### Data entries
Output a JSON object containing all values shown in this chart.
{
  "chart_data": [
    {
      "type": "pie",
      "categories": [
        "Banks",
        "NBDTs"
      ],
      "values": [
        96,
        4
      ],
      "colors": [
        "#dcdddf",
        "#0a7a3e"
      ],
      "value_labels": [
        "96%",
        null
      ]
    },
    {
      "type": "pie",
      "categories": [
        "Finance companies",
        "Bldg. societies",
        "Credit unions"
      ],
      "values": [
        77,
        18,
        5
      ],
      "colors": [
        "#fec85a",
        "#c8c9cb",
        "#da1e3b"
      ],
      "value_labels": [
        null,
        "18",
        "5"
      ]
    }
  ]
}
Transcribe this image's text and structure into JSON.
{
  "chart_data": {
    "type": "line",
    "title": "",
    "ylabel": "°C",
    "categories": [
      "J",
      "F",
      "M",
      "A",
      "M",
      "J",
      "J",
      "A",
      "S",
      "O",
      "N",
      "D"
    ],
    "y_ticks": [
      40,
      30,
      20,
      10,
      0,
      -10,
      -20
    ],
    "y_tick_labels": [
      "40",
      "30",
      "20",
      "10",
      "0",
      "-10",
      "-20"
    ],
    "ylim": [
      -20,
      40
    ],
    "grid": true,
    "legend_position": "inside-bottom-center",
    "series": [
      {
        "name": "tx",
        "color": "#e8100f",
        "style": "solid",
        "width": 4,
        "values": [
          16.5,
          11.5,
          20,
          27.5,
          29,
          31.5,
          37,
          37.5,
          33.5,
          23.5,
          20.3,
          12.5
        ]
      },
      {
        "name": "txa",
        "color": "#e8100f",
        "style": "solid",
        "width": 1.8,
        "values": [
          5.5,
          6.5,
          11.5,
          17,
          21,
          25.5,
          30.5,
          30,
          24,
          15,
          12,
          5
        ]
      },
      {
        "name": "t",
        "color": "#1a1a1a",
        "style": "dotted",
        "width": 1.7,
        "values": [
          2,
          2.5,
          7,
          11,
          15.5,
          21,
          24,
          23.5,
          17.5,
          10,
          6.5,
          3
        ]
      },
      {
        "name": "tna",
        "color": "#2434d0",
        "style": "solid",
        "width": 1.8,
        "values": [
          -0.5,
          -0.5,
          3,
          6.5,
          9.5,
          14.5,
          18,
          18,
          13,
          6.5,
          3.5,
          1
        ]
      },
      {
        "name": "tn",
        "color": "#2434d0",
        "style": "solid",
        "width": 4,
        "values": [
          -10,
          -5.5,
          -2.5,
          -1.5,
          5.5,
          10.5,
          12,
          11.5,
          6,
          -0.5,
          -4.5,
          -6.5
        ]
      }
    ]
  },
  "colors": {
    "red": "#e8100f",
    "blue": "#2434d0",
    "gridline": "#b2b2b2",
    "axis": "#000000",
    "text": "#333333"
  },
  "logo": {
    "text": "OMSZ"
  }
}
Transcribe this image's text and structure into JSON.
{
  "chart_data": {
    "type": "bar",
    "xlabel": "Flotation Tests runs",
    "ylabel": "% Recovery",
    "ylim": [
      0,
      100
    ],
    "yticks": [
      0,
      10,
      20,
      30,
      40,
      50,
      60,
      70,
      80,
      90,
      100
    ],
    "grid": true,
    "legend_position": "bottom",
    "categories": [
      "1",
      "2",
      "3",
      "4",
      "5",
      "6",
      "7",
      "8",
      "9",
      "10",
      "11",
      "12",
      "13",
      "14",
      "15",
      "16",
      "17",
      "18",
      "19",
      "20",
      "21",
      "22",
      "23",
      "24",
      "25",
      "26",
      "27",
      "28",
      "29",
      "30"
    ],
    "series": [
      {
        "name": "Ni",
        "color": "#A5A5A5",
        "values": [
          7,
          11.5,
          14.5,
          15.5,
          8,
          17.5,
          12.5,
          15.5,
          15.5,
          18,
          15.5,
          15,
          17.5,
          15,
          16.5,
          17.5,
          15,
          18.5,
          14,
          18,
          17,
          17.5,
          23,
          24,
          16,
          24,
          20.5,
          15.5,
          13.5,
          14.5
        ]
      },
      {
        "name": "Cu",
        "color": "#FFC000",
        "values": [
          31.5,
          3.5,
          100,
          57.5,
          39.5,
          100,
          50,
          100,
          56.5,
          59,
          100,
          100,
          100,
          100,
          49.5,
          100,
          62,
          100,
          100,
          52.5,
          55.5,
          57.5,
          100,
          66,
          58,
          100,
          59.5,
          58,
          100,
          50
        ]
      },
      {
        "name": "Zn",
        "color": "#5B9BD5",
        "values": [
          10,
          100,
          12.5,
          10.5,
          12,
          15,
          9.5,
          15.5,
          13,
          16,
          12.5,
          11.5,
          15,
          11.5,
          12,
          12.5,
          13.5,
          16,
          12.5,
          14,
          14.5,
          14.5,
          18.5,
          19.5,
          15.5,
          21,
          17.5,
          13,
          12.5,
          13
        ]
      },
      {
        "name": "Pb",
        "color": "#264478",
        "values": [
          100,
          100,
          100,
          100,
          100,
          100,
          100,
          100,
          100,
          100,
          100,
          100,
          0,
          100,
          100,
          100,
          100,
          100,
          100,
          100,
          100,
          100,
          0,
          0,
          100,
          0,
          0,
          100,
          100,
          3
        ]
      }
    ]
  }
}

### What you have to do
Print the whole listing exactly as it is.

### Solution to the problem
Output a JSON object containing all values shown in this chart.
{
  "chart_data": [
    {
      "type": "pie",
      "categories": [
        "Banks",
        "NBDTs"
      ],
      "values": [
        96,
        4
      ],
      "colors": [
        "#dcdddf",
        "#0a7a3e"
      ],
      "value_labels": [
        "96%",
        null
      ]
    },
    {
      "type": "pie",
      "categories": [
        "Finance companies",
        "Bldg. societies",
        "Credit unions"
      ],
      "values": [
        77,
        18,
        5
      ],
      "colors": [
        "#fec85a",
        "#c8c9cb",
        "#da1e3b"
      ],
      "value_labels": [
        null,
        "18",
        "5"
      ]
    }
  ]
}
Transcribe this image's text and structure into JSON.
{
  "chart_data": {
    "type": "line",
    "title": "",
    "ylabel": "°C",
    "categories": [
      "J",
      "F",
      "M",
      "A",
      "M",
      "J",
      "J",
      "A",
      "S",
      "O",
      "N",
      "D"
    ],
    "y_ticks": [
      40,
      30,
      20,
      10,
      0,
      -10,
      -20
    ],
    "y_tick_labels": [
      "40",
      "30",
      "20",
      "10",
      "0",
      "-10",
      "-20"
    ],
    "ylim": [
      -20,
      40
    ],
    "grid": true,
    "legend_position": "inside-bottom-center",
    "series": [
      {
        "name": "tx",
        "color": "#e8100f",
        "style": "solid",
        "width": 4,
        "values": [
          16.5,
          11.5,
          20,
          27.5,
          29,
          31.5,
          37,
          37.5,
          33.5,
          23.5,
          20.3,
          12.5
        ]
      },
      {
        "name": "txa",
        "color": "#e8100f",
        "style": "solid",
        "width": 1.8,
        "values": [
          5.5,
          6.5,
          11.5,
          17,
          21,
          25.5,
          30.5,
          30,
          24,
          15,
          12,
          5
        ]
      },
      {
        "name": "t",
        "color": "#1a1a1a",
        "style": "dotted",
        "width": 1.7,
        "values": [
          2,
          2.5,
          7,
          11,
          15.5,
          21,
          24,
          23.5,
          17.5,
          10,
          6.5,
          3
        ]
      },
      {
        "name": "tna",
        "color": "#2434d0",
        "style": "solid",
        "width": 1.8,
        "values": [
          -0.5,
          -0.5,
          3,
          6.5,
          9.5,
          14.5,
          18,
          18,
          13,
          6.5,
          3.5,
          1
        ]
      },
      {
        "name": "tn",
        "color": "#2434d0",
        "style": "solid",
        "width": 4,
        "values": [
          -10,
          -5.5,
          -2.5,
          -1.5,
          5.5,
          10.5,
          12,
          11.5,
          6,
          -0.5,
          -4.5,
          -6.5
        ]
      }
    ]
  },
  "colors": {
    "red": "#e8100f",
    "blue": "#2434d0",
    "gridline": "#b2b2b2",
    "axis": "#000000",
    "text": "#333333"
  },
  "logo": {
    "text": "OMSZ"
  }
}
Transcribe this image's text and structure into JSON.
{
  "chart_data": {
    "type": "bar",
    "xlabel": "Flotation Tests runs",
    "ylabel": "% Recovery",
    "ylim": [
      0,
      100
    ],
    "yticks": [
      0,
      10,
      20,
      30,
      40,
      50,
      60,
      70,
      80,
      90,
      100
    ],
    "grid": true,
    "legend_position": "bottom",
    "categories": [
      "1",
      "2",
      "3",
      "4",
      "5",
      "6",
      "7",
      "8",
      "9",
      "10",
      "11",
      "12",
      "13",
      "14",
      "15",
      "16",
      "17",
      "18",
      "19",
      "20",
      "21",
      "22",
      "23",
      "24",
      "25",
      "26",
      "27",
      "28",
      "29",
      "30"
    ],
    "series": [
      {
        "name": "Ni",
        "color": "#A5A5A5",
        "values": [
          7,
          11.5,
          14.5,
          15.5,
          8,
          17.5,
          12.5,
          15.5,
          15.5,
          18,
          15.5,
          15,
          17.5,
          15,
          16.5,
          17.5,
          15,
          18.5,
          14,
          18,
          17,
          17.5,
          23,
          24,
          16,
          24,
          20.5,
          15.5,
          13.5,
          14.5
        ]
      },
      {
        "name": "Cu",
        "color": "#FFC000",
        "values": [
          31.5,
          3.5,
          100,
          57.5,
          39.5,
          100,
          50,
          100,
          56.5,
          59,
          100,
          100,
          100,
          100,
          49.5,
          100,
          62,
          100,
          100,
          52.5,
          55.5,
          57.5,
          100,
          66,
          58,
          100,
          59.5,
          58,
          100,
          50
        ]
      },
      {
        "name": "Zn",
        "color": "#5B9BD5",
        "values": [
          10,
          100,
          12.5,
          10.5,
          12,
          15,
          9.5,
          15.5,
          13,
          16,
          12.5,
          11.5,
          15,
          11.5,
          12,
          12.5,
          13.5,
          16,
          12.5,
          14,
          14.5,
          14.5,
          18.5,
          19.5,
          15.5,
          21,
          17.5,
          13,
          12.5,
          13
        ]
      },
      {
        "name": "Pb",
        "color": "#264478",
        "values": [
          100,
          100,
          100,
          100,
          100,
          100,
          100,
          100,
          100,
          100,
          100,
          100,
          0,
          100,
          100,
          100,
          100,
          100,
          100,
          100,
          100,
          100,
          0,
          0,
          100,
          0,
          0,
          100,
          100,
          3
        ]
      }
    ]
  }
}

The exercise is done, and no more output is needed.